__THE EXERCISE__: Copy out every line that contains the word "structured".

--- start DATA EXCERPTS ---

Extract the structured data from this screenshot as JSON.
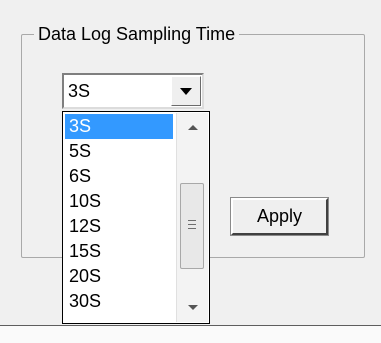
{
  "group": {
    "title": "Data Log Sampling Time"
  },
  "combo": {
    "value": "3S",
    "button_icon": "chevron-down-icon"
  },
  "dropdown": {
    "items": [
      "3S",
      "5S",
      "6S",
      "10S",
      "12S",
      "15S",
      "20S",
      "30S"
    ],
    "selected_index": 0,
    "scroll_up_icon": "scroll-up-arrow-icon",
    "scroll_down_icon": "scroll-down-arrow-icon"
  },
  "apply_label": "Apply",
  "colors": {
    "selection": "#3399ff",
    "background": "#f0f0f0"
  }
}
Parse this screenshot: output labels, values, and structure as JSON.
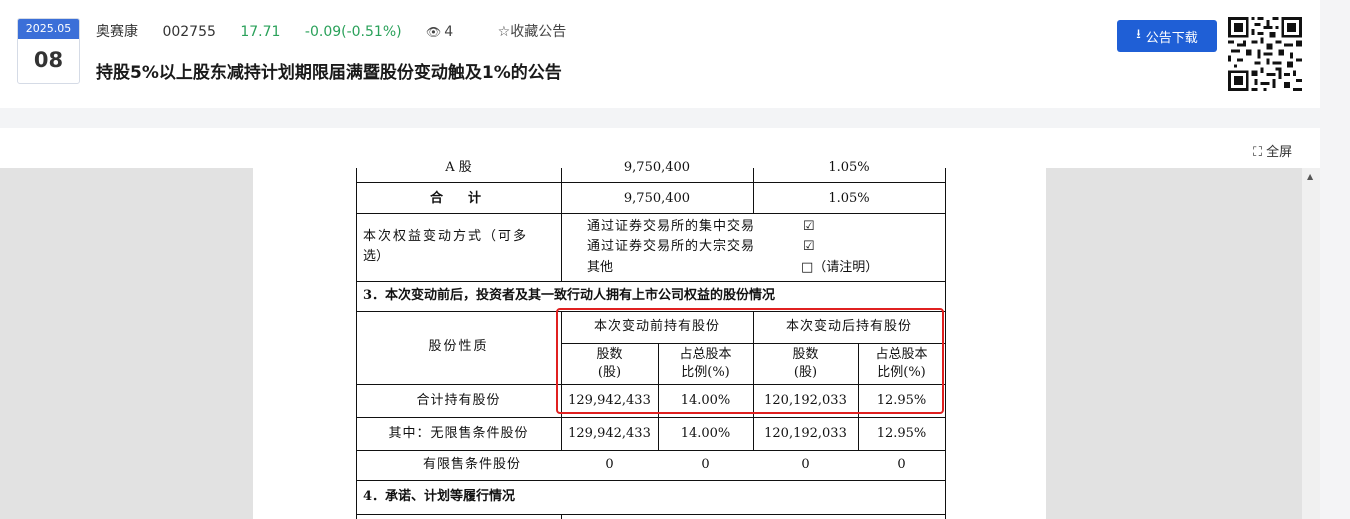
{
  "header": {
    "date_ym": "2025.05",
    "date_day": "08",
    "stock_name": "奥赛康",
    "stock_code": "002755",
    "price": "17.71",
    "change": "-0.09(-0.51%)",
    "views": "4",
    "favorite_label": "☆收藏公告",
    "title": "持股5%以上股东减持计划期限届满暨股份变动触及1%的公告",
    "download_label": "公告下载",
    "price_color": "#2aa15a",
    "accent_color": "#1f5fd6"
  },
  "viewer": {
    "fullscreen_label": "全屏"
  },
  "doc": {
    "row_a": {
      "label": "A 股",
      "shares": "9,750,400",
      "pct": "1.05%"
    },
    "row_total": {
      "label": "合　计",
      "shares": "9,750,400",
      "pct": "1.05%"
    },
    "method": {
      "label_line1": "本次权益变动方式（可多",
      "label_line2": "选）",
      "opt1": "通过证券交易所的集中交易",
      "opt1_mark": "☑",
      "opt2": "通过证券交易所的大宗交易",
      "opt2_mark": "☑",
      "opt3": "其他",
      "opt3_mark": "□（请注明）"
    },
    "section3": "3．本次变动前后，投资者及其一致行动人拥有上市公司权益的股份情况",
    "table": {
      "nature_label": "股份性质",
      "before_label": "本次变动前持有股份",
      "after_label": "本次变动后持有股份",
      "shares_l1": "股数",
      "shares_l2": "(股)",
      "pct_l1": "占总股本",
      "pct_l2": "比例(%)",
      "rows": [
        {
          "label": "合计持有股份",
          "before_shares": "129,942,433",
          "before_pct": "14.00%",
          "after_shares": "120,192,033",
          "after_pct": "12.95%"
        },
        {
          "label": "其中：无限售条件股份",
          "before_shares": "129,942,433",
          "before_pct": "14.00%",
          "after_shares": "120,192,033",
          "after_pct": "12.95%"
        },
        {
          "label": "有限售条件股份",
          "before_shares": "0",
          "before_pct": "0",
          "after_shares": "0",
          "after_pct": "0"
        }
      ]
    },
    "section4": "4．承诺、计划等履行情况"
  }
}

--- end DATA EXCERPTS ---
--- start DATA EXCERPTS ---

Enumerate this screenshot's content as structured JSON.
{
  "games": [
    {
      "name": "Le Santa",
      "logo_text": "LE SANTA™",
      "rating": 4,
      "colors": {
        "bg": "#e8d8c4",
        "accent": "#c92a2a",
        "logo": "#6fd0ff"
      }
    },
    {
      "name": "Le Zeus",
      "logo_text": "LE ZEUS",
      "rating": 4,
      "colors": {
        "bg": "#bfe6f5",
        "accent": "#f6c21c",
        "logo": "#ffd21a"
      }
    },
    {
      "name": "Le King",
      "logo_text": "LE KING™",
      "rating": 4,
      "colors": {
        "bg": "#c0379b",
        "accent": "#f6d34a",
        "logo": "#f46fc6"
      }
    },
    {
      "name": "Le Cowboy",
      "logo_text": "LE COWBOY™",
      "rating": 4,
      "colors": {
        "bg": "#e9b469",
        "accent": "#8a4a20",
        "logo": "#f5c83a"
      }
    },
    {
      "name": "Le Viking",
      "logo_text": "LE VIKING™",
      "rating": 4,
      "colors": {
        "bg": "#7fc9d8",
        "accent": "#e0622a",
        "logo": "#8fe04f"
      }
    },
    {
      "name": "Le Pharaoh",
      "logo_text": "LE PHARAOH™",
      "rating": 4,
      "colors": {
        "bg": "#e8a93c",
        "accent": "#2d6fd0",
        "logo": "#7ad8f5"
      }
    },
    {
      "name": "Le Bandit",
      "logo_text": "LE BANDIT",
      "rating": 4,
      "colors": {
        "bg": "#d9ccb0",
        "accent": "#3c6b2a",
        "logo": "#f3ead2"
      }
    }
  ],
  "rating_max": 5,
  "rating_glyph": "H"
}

--- end DATA EXCERPTS ---

__FINISHED TASK__:
Extract the structured data from this screenshot as JSON.
Enumerate this screenshot's content as structured JSON.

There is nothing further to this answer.